§ **What you need to do**: Omit the pictures and output every entry below exactly as written.

Collected data entries

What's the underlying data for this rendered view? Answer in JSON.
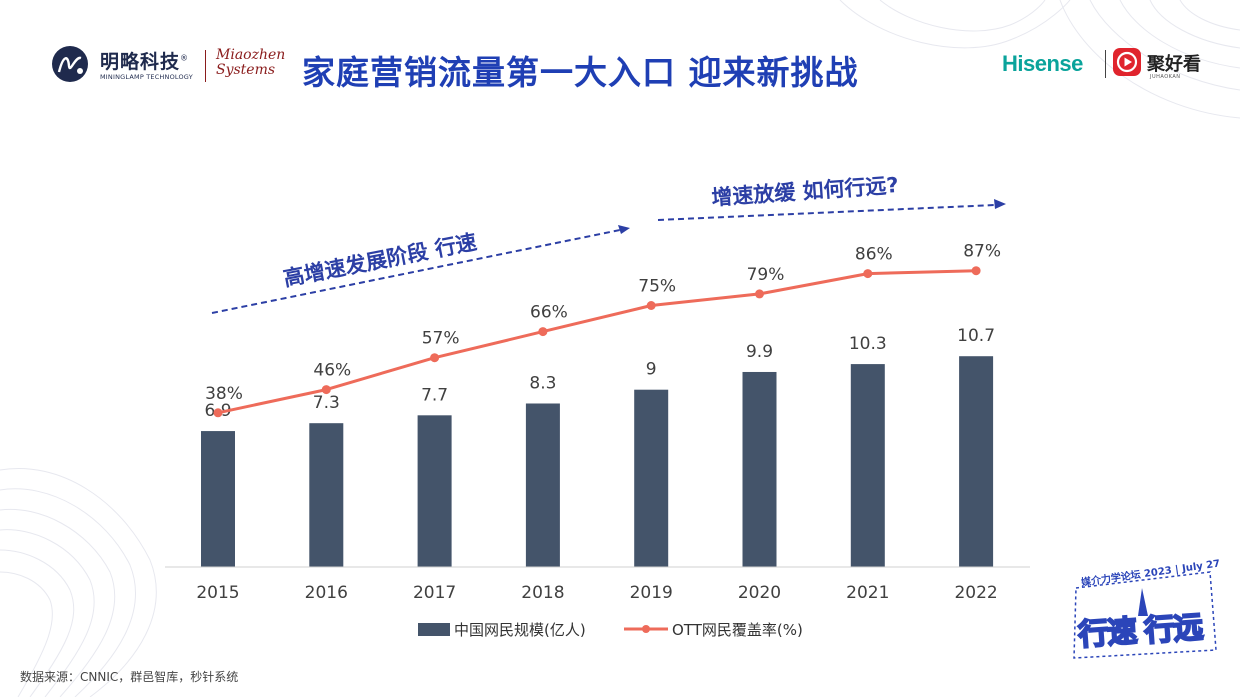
{
  "title": "家庭营销流量第一大入口 迎来新挑战",
  "logos": {
    "mininglamp_name": "明略科技",
    "mininglamp_reg": "®",
    "mininglamp_sub": "MININGLAMP TECHNOLOGY",
    "miaozhen_line1": "Miaozhen",
    "miaozhen_line2": "Systems",
    "hisense": "Hisense",
    "juhaokan": "聚好看",
    "juhaokan_sub": "JUHAOKAN"
  },
  "badge": {
    "meta_text": "媒介力学论坛 2023 | July 27",
    "word1": "行速",
    "word2": "行远"
  },
  "annotations": {
    "phase1": "高增速发展阶段 行速",
    "phase2": "增速放缓 如何行远?"
  },
  "source": "数据来源：CNNIC，群邑智库，秒针系统",
  "colors": {
    "bar": "#44546a",
    "line": "#ee6b5a",
    "title": "#1f3fb4",
    "arrow": "#2c3fa5"
  },
  "chart_data": {
    "type": "bar",
    "categories": [
      "2015",
      "2016",
      "2017",
      "2018",
      "2019",
      "2020",
      "2021",
      "2022"
    ],
    "series": [
      {
        "name": "中国网民规模(亿人)",
        "type": "bar",
        "values": [
          6.9,
          7.3,
          7.7,
          8.3,
          9,
          9.9,
          10.3,
          10.7
        ],
        "labels": [
          "6.9",
          "7.3",
          "7.7",
          "8.3",
          "9",
          "9.9",
          "10.3",
          "10.7"
        ]
      },
      {
        "name": "OTT网民覆盖率(%)",
        "type": "line",
        "values": [
          38,
          46,
          57,
          66,
          75,
          79,
          86,
          87
        ],
        "labels": [
          "38%",
          "46%",
          "57%",
          "66%",
          "75%",
          "79%",
          "86%",
          "87%"
        ]
      }
    ],
    "legend_position": "bottom",
    "grid": false
  }
}
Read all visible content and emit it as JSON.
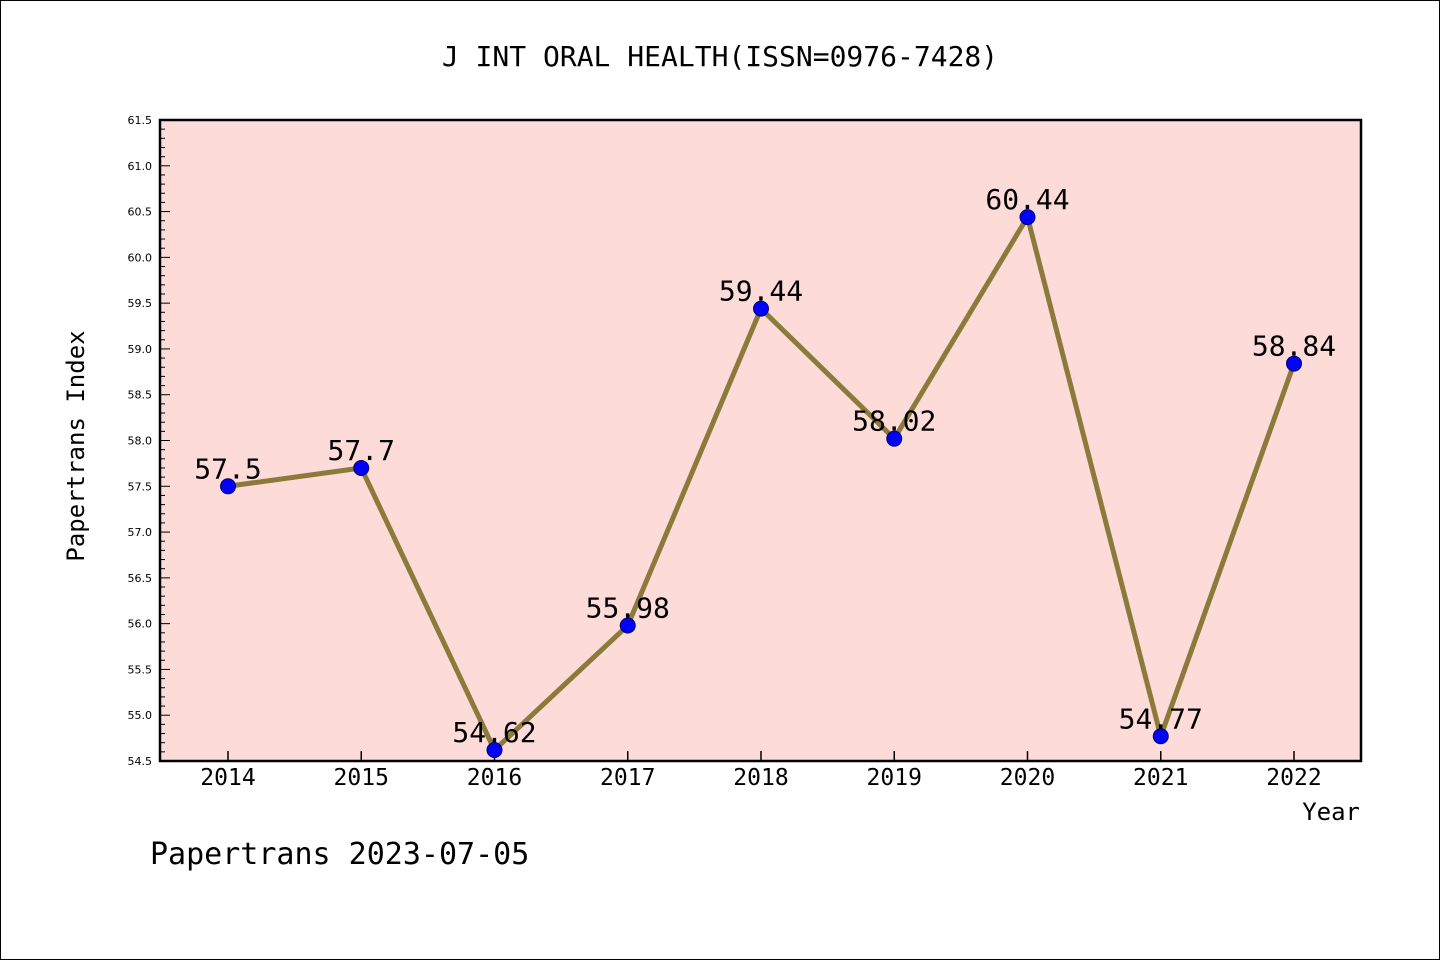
{
  "chart_data": {
    "type": "line",
    "title": "J INT ORAL HEALTH(ISSN=0976-7428)",
    "xlabel": "Year",
    "ylabel": "Papertrans Index",
    "categories": [
      "2014",
      "2015",
      "2016",
      "2017",
      "2018",
      "2019",
      "2020",
      "2021",
      "2022"
    ],
    "values": [
      57.5,
      57.7,
      54.62,
      55.98,
      59.44,
      58.02,
      60.44,
      54.77,
      58.84
    ],
    "data_labels": [
      "57.5",
      "57.7",
      "54.62",
      "55.98",
      "59.44",
      "58.02",
      "60.44",
      "54.77",
      "58.84"
    ],
    "ylim": [
      54.5,
      61.5
    ],
    "yticks": [
      "54.5",
      "55.0",
      "55.5",
      "56.0",
      "56.5",
      "57.0",
      "57.5",
      "58.0",
      "58.5",
      "59.0",
      "59.5",
      "60.0",
      "60.5",
      "61.0",
      "61.5"
    ],
    "grid": false,
    "legend": "none",
    "colors": {
      "plot_background": "#fddbd8",
      "line": "#8b7a3a",
      "marker": "#0000ff"
    }
  },
  "footer": {
    "credit": "Papertrans 2023-07-05"
  }
}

§ **Worked solution**:
What's the underlying data for this rendered view? Answer in JSON.
{
  "title": "家庭营销流量第一大入口 迎来新挑战",
  "logos": {
    "mininglamp_name": "明略科技",
    "mininglamp_reg": "®",
    "mininglamp_sub": "MININGLAMP TECHNOLOGY",
    "miaozhen_line1": "Miaozhen",
    "miaozhen_line2": "Systems",
    "hisense": "Hisense",
    "juhaokan": "聚好看",
    "juhaokan_sub": "JUHAOKAN"
  },
  "badge": {
    "meta_text": "媒介力学论坛 2023 | July 27",
    "word1": "行速",
    "word2": "行远"
  },
  "annotations": {
    "phase1": "高增速发展阶段 行速",
    "phase2": "增速放缓 如何行远?"
  },
  "source": "数据来源：CNNIC，群邑智库，秒针系统",
  "colors": {
    "bar": "#44546a",
    "line": "#ee6b5a",
    "title": "#1f3fb4",
    "arrow": "#2c3fa5"
  },
  "chart_data": {
    "type": "bar",
    "categories": [
      "2015",
      "2016",
      "2017",
      "2018",
      "2019",
      "2020",
      "2021",
      "2022"
    ],
    "series": [
      {
        "name": "中国网民规模(亿人)",
        "type": "bar",
        "values": [
          6.9,
          7.3,
          7.7,
          8.3,
          9,
          9.9,
          10.3,
          10.7
        ],
        "labels": [
          "6.9",
          "7.3",
          "7.7",
          "8.3",
          "9",
          "9.9",
          "10.3",
          "10.7"
        ]
      },
      {
        "name": "OTT网民覆盖率(%)",
        "type": "line",
        "values": [
          38,
          46,
          57,
          66,
          75,
          79,
          86,
          87
        ],
        "labels": [
          "38%",
          "46%",
          "57%",
          "66%",
          "75%",
          "79%",
          "86%",
          "87%"
        ]
      }
    ],
    "legend_position": "bottom",
    "grid": false
  }
}
Read all visible content and emit it as JSON.
{
  "chart_data": {
    "type": "line",
    "title": "J INT ORAL HEALTH(ISSN=0976-7428)",
    "xlabel": "Year",
    "ylabel": "Papertrans Index",
    "categories": [
      "2014",
      "2015",
      "2016",
      "2017",
      "2018",
      "2019",
      "2020",
      "2021",
      "2022"
    ],
    "values": [
      57.5,
      57.7,
      54.62,
      55.98,
      59.44,
      58.02,
      60.44,
      54.77,
      58.84
    ],
    "data_labels": [
      "57.5",
      "57.7",
      "54.62",
      "55.98",
      "59.44",
      "58.02",
      "60.44",
      "54.77",
      "58.84"
    ],
    "ylim": [
      54.5,
      61.5
    ],
    "yticks": [
      "54.5",
      "55.0",
      "55.5",
      "56.0",
      "56.5",
      "57.0",
      "57.5",
      "58.0",
      "58.5",
      "59.0",
      "59.5",
      "60.0",
      "60.5",
      "61.0",
      "61.5"
    ],
    "grid": false,
    "legend": "none",
    "colors": {
      "plot_background": "#fddbd8",
      "line": "#8b7a3a",
      "marker": "#0000ff"
    }
  },
  "footer": {
    "credit": "Papertrans 2023-07-05"
  }
}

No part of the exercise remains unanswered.